_Your objective_. Repeat the material below word for word and leave out all pictures.

_Stored data_.
Start
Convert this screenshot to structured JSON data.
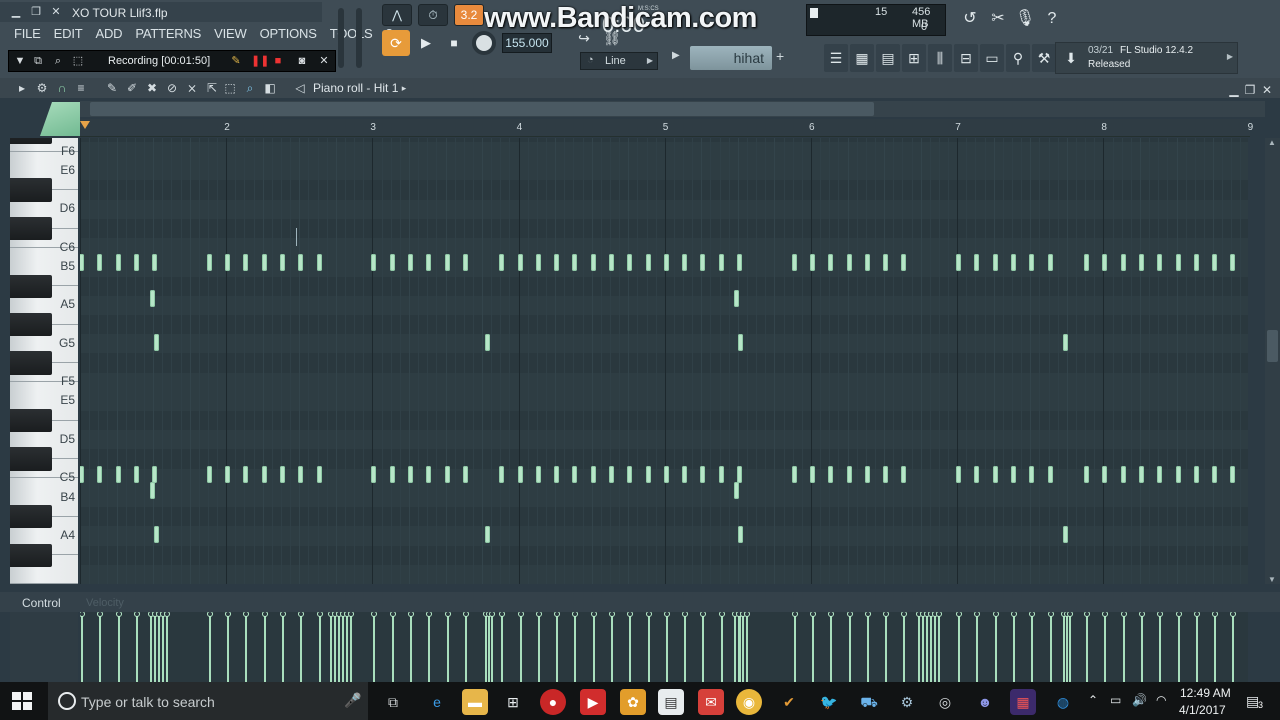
{
  "window": {
    "file_title": "XO TOUR Llif3.flp"
  },
  "menu": [
    "FILE",
    "EDIT",
    "ADD",
    "PATTERNS",
    "VIEW",
    "OPTIONS",
    "TOOLS",
    "?"
  ],
  "recording": {
    "text": "Recording [00:01:50]"
  },
  "transport": {
    "tempo": "155.000",
    "time_label": "M:S:CS",
    "time_value": "0:00",
    "pat_song_label": "3.2"
  },
  "watermark": "www.Bandicam.com",
  "snap": {
    "label": "Line"
  },
  "pattern": {
    "name": "hihat",
    "add": "+"
  },
  "monitor": {
    "cpu": "15",
    "memory": "456 MB",
    "polyphony": "0"
  },
  "news": {
    "date": "03/21",
    "title": "FL Studio 12.4.2",
    "status": "Released"
  },
  "piano_roll": {
    "title": "Piano roll - Hit 1",
    "bars": [
      "2",
      "3",
      "4",
      "5",
      "6",
      "7",
      "8",
      "9"
    ],
    "key_labels": [
      "F6",
      "E6",
      "D6",
      "C6",
      "B5",
      "A5",
      "G5",
      "F5",
      "E5",
      "D5",
      "C5",
      "B4",
      "A4"
    ],
    "control_label": "Control",
    "control_target": "Velocity",
    "accent_color": "#b7e6c8"
  },
  "taskbar": {
    "search_placeholder": "Type or talk to search",
    "time": "12:49 AM",
    "date": "4/1/2017",
    "notification_count": "3"
  }
}
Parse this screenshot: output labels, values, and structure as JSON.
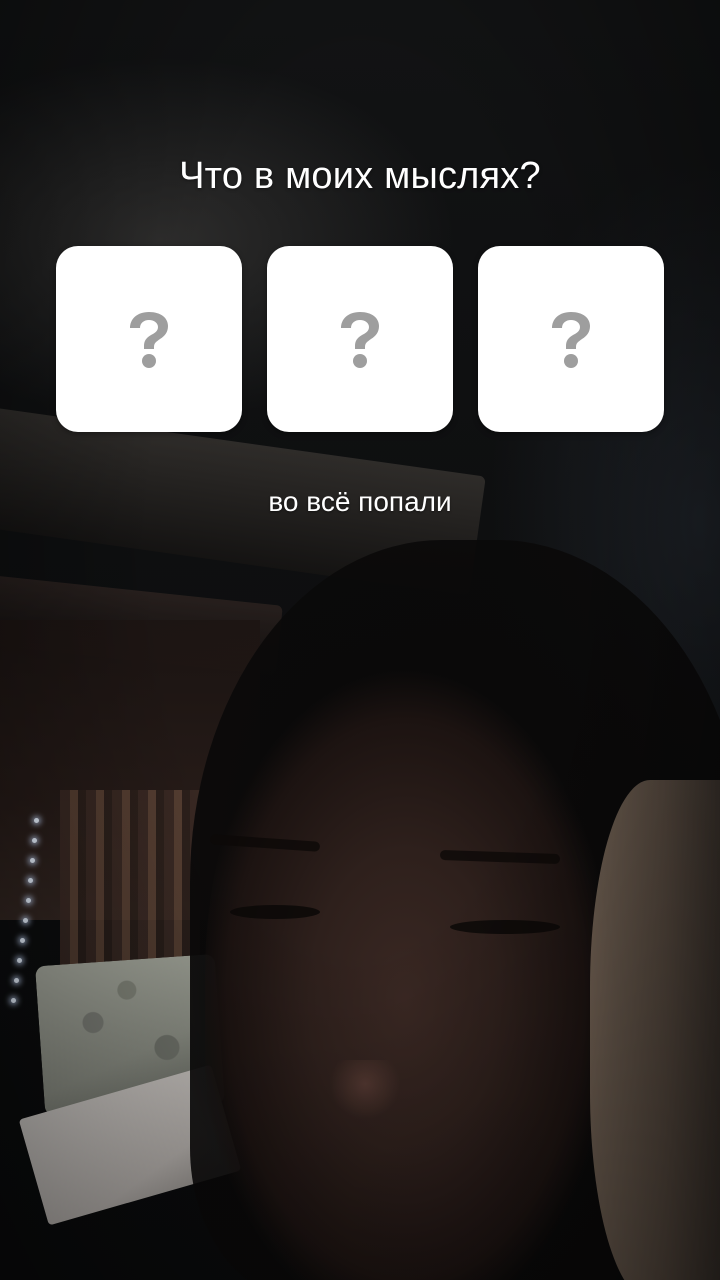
End
_Exercise solution_.
Convert this screenshot to structured JSON data.
{
  "window": {
    "file_title": "XO TOUR Llif3.flp"
  },
  "menu": [
    "FILE",
    "EDIT",
    "ADD",
    "PATTERNS",
    "VIEW",
    "OPTIONS",
    "TOOLS",
    "?"
  ],
  "recording": {
    "text": "Recording [00:01:50]"
  },
  "transport": {
    "tempo": "155.000",
    "time_label": "M:S:CS",
    "time_value": "0:00",
    "pat_song_label": "3.2"
  },
  "watermark": "www.Bandicam.com",
  "snap": {
    "label": "Line"
  },
  "pattern": {
    "name": "hihat",
    "add": "+"
  },
  "monitor": {
    "cpu": "15",
    "memory": "456 MB",
    "polyphony": "0"
  },
  "news": {
    "date": "03/21",
    "title": "FL Studio 12.4.2",
    "status": "Released"
  },
  "piano_roll": {
    "title": "Piano roll - Hit 1",
    "bars": [
      "2",
      "3",
      "4",
      "5",
      "6",
      "7",
      "8",
      "9"
    ],
    "key_labels": [
      "F6",
      "E6",
      "D6",
      "C6",
      "B5",
      "A5",
      "G5",
      "F5",
      "E5",
      "D5",
      "C5",
      "B4",
      "A4"
    ],
    "control_label": "Control",
    "control_target": "Velocity",
    "accent_color": "#b7e6c8"
  },
  "taskbar": {
    "search_placeholder": "Type or talk to search",
    "time": "12:49 AM",
    "date": "4/1/2017",
    "notification_count": "3"
  }
}
Parse this screenshot: output labels, values, and structure as JSON.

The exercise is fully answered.